**WHAT NEEDS TO BE DONE:** Copy out all lines carrying the word "that".

**DATA EXTRACT:**
=-=-=-=-=
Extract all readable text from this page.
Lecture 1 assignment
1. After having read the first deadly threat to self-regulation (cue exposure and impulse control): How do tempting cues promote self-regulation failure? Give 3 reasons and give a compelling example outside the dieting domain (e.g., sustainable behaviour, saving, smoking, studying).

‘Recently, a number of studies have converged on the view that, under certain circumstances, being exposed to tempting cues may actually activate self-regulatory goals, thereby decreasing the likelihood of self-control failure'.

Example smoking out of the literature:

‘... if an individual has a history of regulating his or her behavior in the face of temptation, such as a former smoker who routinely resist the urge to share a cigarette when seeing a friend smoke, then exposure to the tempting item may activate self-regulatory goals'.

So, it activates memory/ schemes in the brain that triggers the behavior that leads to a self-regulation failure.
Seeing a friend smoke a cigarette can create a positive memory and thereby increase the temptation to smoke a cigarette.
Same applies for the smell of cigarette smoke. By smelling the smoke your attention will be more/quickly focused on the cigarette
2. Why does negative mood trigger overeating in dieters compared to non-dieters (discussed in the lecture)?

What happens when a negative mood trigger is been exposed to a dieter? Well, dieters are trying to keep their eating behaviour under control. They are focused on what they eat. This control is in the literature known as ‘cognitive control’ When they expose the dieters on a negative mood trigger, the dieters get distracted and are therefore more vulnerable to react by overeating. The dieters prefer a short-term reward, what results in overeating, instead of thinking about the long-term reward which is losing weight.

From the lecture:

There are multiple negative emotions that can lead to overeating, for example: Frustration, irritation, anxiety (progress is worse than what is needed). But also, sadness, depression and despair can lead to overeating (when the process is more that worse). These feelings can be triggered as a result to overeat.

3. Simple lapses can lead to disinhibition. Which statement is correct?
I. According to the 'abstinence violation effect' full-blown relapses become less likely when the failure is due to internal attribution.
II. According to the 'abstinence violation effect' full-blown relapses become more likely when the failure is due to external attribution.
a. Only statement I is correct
=-=-=-=-=
**COMPLETE OUTPUT:**
‘Recently, a number of studies have converged on the view that, under certain circumstances, being exposed to tempting cues may actually activate self-regulatory goals, thereby decreasing the likelihood of self-control failure'.
So, it activates memory/ schemes in the brain that triggers the behavior that leads to a self-regulation failure.
There are multiple negative emotions that can lead to overeating, for example: Frustration, irritation, anxiety (progress is worse than what is needed). But also, sadness, depression and despair can lead to overeating (when the process is more that worse). These feelings can be triggered as a result to overeat.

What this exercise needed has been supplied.